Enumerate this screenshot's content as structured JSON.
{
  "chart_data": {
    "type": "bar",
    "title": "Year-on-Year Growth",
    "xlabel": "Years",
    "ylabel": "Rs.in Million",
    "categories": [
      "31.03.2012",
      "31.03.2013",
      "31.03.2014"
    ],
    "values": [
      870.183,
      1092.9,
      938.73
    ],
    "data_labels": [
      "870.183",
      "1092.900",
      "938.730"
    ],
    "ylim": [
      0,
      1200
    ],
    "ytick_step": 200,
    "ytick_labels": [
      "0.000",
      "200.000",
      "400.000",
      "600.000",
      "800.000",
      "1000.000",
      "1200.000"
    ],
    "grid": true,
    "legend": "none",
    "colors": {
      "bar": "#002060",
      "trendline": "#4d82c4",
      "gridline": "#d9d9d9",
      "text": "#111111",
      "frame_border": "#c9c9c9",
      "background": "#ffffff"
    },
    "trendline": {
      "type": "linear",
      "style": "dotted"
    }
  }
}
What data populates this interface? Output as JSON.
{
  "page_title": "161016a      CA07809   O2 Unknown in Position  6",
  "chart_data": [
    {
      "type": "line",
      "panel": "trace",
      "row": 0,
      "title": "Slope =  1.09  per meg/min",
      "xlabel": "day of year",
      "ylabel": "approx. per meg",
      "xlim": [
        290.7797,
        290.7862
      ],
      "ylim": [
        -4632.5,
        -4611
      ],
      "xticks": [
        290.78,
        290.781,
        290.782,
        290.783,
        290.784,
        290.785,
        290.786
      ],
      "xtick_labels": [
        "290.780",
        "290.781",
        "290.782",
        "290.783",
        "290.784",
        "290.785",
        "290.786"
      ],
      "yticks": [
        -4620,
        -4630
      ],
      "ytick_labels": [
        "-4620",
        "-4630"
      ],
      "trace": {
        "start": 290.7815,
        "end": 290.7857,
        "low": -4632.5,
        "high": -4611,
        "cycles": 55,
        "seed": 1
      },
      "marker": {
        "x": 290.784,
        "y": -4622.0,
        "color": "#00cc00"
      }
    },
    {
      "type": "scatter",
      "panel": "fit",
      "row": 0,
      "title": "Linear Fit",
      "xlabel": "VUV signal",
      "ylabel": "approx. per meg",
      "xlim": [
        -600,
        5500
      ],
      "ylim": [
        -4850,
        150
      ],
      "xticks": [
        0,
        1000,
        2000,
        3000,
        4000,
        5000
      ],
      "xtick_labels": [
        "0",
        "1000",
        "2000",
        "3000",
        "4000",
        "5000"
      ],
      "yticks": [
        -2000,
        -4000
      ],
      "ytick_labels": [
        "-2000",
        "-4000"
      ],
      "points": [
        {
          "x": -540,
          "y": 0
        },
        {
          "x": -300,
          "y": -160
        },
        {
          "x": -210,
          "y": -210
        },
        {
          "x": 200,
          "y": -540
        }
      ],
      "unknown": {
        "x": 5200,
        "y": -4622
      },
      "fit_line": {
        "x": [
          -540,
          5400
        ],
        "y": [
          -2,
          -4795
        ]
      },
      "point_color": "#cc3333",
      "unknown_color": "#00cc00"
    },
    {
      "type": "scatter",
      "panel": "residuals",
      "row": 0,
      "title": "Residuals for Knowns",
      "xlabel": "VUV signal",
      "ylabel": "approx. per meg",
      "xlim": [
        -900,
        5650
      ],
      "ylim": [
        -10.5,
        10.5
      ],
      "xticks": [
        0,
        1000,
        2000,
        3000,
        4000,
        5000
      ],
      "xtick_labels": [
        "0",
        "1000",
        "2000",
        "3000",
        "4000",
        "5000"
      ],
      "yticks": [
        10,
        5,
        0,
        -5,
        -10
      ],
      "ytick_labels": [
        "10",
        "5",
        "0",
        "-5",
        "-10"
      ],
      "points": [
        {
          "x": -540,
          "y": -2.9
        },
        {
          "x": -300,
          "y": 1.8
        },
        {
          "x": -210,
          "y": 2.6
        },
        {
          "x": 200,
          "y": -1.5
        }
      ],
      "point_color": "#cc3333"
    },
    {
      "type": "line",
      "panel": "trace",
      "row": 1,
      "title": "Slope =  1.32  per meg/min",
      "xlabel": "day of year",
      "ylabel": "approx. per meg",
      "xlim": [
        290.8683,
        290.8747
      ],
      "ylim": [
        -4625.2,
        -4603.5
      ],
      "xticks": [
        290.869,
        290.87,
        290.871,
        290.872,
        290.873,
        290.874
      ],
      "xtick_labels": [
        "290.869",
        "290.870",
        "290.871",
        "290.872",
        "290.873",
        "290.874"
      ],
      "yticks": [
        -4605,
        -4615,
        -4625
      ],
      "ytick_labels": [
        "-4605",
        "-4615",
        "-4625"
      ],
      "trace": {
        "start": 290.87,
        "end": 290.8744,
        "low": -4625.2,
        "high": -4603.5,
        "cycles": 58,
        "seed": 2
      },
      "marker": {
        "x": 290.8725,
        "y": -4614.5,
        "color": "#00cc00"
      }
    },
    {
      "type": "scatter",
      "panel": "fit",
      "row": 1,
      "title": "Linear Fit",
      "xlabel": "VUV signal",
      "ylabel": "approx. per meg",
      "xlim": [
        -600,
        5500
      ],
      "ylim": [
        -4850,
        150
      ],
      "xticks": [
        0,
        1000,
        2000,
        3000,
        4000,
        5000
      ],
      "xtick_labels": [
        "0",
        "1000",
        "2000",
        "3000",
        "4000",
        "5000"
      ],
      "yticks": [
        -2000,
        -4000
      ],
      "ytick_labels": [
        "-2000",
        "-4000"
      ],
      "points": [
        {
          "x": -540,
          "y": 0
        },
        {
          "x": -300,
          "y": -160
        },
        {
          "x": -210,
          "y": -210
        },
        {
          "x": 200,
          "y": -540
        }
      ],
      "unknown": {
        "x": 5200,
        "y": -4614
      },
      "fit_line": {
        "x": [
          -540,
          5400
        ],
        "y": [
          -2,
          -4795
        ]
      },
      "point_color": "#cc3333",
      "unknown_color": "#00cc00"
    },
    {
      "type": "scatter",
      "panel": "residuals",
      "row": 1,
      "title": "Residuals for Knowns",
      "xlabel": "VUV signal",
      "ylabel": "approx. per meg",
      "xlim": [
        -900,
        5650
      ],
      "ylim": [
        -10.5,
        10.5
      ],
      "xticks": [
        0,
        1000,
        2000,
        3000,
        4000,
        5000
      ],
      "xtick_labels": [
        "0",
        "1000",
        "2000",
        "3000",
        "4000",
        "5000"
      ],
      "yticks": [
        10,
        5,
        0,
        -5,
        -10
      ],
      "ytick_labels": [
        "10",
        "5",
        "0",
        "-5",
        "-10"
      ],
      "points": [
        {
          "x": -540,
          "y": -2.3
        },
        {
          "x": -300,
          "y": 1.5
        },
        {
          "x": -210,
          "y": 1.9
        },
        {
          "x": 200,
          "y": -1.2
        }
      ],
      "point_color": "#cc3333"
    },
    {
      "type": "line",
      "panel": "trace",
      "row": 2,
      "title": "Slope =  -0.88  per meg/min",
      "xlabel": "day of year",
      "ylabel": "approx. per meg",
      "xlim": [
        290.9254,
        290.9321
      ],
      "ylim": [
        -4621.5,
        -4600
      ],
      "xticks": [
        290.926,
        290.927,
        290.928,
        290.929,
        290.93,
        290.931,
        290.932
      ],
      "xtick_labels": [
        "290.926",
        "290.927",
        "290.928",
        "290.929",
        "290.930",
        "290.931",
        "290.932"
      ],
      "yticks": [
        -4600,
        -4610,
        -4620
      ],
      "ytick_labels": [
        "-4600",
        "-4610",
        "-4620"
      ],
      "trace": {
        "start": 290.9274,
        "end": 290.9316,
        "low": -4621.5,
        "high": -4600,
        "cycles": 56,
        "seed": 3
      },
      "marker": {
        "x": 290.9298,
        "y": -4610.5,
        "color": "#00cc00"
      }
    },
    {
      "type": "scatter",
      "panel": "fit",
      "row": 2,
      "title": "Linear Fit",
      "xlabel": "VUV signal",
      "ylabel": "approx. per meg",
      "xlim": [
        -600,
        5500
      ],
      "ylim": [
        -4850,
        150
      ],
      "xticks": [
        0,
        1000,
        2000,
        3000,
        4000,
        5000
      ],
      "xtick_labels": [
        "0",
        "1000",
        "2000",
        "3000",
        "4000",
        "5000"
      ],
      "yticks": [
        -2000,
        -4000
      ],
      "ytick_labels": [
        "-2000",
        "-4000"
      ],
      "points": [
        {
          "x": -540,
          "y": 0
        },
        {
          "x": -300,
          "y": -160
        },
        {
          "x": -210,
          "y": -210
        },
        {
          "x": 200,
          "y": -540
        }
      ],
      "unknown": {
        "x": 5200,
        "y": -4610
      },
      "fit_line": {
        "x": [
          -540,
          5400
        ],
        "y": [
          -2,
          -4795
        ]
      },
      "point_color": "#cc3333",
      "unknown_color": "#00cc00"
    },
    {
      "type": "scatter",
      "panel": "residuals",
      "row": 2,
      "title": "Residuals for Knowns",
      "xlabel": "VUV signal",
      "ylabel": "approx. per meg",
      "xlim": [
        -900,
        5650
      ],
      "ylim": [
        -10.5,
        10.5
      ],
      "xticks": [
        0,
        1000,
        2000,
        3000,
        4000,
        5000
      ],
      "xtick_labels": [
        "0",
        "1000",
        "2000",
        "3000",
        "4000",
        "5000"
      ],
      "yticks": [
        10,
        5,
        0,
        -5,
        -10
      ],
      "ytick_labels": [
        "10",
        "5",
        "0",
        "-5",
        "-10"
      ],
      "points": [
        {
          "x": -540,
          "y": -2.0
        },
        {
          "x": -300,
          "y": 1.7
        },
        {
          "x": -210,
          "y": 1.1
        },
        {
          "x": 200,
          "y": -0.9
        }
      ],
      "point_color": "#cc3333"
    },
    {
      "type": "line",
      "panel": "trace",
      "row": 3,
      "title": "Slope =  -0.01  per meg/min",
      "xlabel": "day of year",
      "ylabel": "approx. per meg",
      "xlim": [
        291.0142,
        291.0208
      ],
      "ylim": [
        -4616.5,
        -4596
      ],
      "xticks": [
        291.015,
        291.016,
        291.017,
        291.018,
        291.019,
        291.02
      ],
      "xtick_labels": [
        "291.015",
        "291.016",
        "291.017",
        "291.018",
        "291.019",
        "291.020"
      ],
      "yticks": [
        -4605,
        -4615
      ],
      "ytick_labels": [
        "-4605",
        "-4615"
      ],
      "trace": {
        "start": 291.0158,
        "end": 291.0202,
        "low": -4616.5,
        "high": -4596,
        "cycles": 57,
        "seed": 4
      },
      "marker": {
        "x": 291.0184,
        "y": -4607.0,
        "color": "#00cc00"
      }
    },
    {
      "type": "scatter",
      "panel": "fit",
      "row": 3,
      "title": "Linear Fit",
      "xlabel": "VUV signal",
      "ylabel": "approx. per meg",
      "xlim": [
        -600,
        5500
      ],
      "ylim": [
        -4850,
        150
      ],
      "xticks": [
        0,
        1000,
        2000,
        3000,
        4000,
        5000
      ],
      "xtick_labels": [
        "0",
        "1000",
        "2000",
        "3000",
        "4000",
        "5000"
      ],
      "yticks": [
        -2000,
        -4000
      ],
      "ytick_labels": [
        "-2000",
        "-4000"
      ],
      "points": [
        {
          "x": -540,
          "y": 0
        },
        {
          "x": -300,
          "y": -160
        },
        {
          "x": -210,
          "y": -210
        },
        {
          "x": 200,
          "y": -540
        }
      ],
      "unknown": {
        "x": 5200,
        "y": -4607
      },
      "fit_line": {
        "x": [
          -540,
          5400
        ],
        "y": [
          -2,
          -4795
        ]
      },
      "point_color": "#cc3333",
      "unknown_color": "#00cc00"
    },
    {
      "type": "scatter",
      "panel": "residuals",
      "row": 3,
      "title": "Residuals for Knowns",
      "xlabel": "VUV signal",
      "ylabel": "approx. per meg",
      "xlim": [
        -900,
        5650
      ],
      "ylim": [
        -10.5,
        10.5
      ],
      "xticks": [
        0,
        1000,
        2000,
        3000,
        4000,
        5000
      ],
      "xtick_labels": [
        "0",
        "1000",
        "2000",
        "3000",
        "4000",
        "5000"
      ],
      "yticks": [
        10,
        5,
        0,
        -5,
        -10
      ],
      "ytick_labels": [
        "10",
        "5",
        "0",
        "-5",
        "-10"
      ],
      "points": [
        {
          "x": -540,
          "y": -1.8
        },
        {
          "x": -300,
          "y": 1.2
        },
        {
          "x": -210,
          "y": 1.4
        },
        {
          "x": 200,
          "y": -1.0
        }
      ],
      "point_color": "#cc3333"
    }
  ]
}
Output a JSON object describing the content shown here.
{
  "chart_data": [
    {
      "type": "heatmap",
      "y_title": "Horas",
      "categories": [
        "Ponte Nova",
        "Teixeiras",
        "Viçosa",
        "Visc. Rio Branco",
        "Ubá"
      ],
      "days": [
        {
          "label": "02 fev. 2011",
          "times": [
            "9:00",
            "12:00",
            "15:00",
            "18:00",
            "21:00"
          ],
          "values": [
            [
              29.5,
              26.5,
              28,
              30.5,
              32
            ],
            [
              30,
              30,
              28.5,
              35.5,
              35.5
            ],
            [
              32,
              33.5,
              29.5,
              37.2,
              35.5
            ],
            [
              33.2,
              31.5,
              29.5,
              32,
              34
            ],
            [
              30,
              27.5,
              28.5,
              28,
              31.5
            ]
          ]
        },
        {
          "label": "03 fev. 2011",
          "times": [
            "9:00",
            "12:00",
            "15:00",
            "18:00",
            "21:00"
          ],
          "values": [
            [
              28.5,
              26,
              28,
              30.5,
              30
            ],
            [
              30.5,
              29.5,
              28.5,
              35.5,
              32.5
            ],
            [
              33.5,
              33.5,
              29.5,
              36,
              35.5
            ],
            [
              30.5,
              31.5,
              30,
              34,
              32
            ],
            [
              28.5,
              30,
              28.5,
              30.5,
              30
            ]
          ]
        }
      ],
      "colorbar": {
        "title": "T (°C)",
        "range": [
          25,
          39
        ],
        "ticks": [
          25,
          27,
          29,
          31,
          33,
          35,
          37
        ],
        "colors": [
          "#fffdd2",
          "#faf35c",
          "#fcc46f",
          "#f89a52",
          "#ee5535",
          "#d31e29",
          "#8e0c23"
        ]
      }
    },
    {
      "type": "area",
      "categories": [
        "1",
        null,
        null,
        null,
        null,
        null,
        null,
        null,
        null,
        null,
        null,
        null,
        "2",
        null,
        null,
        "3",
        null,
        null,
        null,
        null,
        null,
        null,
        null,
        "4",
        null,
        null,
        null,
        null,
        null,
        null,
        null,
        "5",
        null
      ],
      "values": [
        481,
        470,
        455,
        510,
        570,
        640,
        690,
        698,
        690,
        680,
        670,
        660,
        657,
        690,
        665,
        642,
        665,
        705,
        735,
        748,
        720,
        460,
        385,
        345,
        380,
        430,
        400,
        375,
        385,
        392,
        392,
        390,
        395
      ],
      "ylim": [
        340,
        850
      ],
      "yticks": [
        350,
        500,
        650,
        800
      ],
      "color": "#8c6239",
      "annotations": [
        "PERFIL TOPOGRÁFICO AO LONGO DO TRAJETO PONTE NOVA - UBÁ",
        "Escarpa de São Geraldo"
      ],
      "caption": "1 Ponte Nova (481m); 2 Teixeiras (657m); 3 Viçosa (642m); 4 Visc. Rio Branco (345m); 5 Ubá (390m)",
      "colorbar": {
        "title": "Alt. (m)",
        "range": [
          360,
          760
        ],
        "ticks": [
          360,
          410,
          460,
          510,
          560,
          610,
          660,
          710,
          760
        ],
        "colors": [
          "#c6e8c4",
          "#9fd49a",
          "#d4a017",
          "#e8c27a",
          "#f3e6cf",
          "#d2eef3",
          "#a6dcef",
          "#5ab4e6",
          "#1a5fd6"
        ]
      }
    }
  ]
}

· · · · ·

Exercise directions: Among the lines above, determine how many hold the word "high"; report the figure alone.

Expected output: 4